Extract, from the records beneath this instruction, each line that contains the word "jest".
···
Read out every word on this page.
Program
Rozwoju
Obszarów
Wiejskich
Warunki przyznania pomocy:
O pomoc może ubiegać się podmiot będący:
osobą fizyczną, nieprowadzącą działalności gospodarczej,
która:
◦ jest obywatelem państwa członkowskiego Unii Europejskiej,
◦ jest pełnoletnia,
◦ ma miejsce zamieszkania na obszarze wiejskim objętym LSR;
···
#### Final answer:
◦ jest obywatelem państwa członkowskiego Unii Europejskiej,
◦ jest pełnoletnia,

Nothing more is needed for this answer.